● Conjunto de tarefas:
1. Repita da homilia o trecho que vai de “Em autêntica vigília, porque” até “desta noite singular.”, inclusive.
2. Retome a homilia logo depois da última frase apresentada e continue-a.

● Trecho do texto:
----
Dizia-vos atrás, na admonição retomada: “Ouçamos agora, de coração tranquilo, a palavra de Deus”. E assim sucedeu nesta catedral, como noutras igrejas da cidade e do mundo, em impressionante contraste com as “animações” e ruídos de tantos outros lugares.
– Não vos impressiona isto mesmo, caríssimos irmãos? Há de impressionar decerto, por também comprovar a novidade de Jesus e a sua ressurreição. Pois é notável, prodigioso até, que, não faltando ofertas e possibilidades de passar esta noite de modo mais ligeiro e distraído, a preferistes passar aqui e desta maneira.
Em autêntica vigília, porque despertos e atentos à Palavra ouvida e aos sinais do Ressuscitado. Sinais, repito, por Ele mesmo emitidos, na comunicação certa da sua vida oferecida, tudo qualidades exclusivas de quem está vivo e muito mais difusivo do que nós o conseguimos ser. Na verdade, falou-nos aqui, ecoando a Palavra pelas naves desta igreja; e ao mesmo tempo falou, em centenas de línguas por esse mudo além, em inumeráveis vigílias desta noite singular.
Mas convidei-vos a escutar “de coração tranquilo”. E de novo pergunto: – Como podia tal acontecer, como realmente aconteceu, se a nossa atenção é fugidia e a inquietação mais que provável? Aconteceu, porque, como a discípula de Betânia – e ao contrário da sua “inquieta” irmã -, já sabemos que nada importa tanto como escutar a Palavra, sentados aos pés de Jesus. É essa a “melhor parte”, que não nos será tirada e nesta vigília nos foi abundantemente oferecida (cf. Lc 10, 38 ss).
Escutar a Palavra, rememorando nela a presença do Deus vivo e vivificante, é experiência certa de ressurreição também. Pronunciada ultimamente em Cristo, a Palavra está plena de vida inextinguível: “as palavras que vos disse são espírito e vida” (Jo 6, 63). É esta Palavra que nos levanta e ressurge, em experiência atual que muito mais indicia.
----
Um bloco de dados:
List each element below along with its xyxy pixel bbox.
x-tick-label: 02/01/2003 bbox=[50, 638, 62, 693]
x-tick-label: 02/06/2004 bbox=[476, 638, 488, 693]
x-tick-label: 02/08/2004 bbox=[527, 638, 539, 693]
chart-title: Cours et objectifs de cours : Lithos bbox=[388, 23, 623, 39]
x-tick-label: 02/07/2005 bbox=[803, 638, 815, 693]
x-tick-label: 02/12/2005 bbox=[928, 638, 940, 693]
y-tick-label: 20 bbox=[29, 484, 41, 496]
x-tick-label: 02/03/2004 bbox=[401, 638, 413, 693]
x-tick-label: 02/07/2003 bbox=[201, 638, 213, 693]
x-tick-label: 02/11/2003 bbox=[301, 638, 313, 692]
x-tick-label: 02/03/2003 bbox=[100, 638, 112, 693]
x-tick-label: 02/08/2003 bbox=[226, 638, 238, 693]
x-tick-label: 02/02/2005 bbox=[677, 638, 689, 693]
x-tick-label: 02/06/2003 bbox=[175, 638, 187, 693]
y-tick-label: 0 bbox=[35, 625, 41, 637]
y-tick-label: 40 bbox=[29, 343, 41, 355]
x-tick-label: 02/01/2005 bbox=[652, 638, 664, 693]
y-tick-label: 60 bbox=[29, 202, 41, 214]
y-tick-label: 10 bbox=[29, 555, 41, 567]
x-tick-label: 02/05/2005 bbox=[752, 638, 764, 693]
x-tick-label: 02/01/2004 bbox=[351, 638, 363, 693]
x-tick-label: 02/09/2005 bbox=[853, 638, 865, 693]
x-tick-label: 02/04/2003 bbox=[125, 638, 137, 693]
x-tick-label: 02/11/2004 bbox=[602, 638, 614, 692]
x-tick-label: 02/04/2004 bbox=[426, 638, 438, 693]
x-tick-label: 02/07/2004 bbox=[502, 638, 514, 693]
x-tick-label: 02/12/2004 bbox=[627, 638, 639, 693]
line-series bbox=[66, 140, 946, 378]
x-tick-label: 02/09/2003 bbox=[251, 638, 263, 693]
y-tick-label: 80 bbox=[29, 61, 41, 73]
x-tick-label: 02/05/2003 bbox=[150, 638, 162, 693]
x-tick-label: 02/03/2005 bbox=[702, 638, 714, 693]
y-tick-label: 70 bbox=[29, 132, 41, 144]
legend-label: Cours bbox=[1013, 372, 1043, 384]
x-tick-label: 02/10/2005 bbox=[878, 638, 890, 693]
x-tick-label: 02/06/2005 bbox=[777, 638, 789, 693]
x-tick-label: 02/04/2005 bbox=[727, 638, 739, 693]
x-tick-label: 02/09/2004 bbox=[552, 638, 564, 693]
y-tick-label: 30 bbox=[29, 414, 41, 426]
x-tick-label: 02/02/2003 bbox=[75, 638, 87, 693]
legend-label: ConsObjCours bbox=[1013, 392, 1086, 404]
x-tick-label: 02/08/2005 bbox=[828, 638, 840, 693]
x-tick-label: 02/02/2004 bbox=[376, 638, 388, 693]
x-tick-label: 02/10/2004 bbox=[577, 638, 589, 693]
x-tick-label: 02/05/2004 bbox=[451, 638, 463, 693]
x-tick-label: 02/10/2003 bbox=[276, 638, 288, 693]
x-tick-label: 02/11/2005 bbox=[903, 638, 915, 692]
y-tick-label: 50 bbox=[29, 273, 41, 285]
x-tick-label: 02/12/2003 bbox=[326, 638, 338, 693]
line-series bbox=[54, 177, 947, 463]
----
● Respostas às tarefas:
1.
Em autêntica vigília, porque despertos e atentos à Palavra ouvida e aos sinais do Ressuscitado. Sinais, repito, por Ele mesmo emitidos, na comunicação certa da sua vida oferecida, tudo qualidades exclusivas de quem está vivo e muito mais difusivo do que nós o conseguimos ser. Na verdade, falou-nos aqui, ecoando a Palavra pelas naves desta igreja; e ao mesmo tempo falou, em centenas de línguas por esse mudo além, em inumeráveis vigílias desta noite singular.

2.
– Muito mais? Sim, caríssimos irmãos, e muitíssimo mais. Como prometia a referida admonição, a Palavra que escutámos lembrava momentos marcantes da vida do povo antigo, e como Deus o salvara. Mas tudo apontava para a “plenitude dos tempos” e a última palavra divina, em Jesus pronunciada.
Sabemo-lo desde a primeira geração cristã. Escreveu-o um primeiríssimo cristão, em dois versículos que quase resumem a Bíblia toda: “Muitas vezes e de muitos modos falou Deus aos nossos pais, nos tempos antigos, por meio dos profetas. Nestes dias, que são os últimos, Deus falou-nos por meio do Filho, a quem constituiu herdeiro de todas as coisas, e por meio de quem fez o mundo” (Heb 1, 1- 2).
– Compreendeis isto, caríssimos catecúmenos? Compreendemo-lo nós todos, amados irmãos e irmãs? Deus “diz-se” e cria o mundo; e no mesmo dizer-se nos recria e conclui, na Palavra viva e vivificante que em Jesus tem som, gesto e figura. Toda a história bíblica que fomos ouvindo esta noite se define em relação, progressivamente definida na profecia e agora plenamente oferecida, na realidade divina e humana de Jesus de Nazaré, Cristo para sempre.
Que a comunicação divina se conclua assim, dá realmente muito que pensar… Mas não pensemos abstratamente, antes agradecidamente, pois só por isso estamos aqui. À beira do batismo ou já dele revivendo, quantos aqui estamos seguimos o caminho do primeiro Apóstolo, no capítulo sexto do Evangelho de João:
Da multiplicação dos pães, ao discurso do “pão vivo”na sinagoga de Cafarnaúm, percebemos enfim que o alimento é o próprio Cristo, penhor seguro da ressurreição final: “Quem realmente come a minha carne e bebe o meu sangue tem a vida eterna e Eu hei de ressuscitá-lo no último dia” (Jo 6, 54). Absolutamente ao contrário de tanta palavra oca que nos esvazia a alma, Jesus é tão substancial que nos garante a vida. Mais adiante, ouvimos a exclamação de Pedro, que aqui inteiramente compartimos: “A quem iremos nós, Senhor? Tu tens palavras de vida eterna!” (Jo 6, 68).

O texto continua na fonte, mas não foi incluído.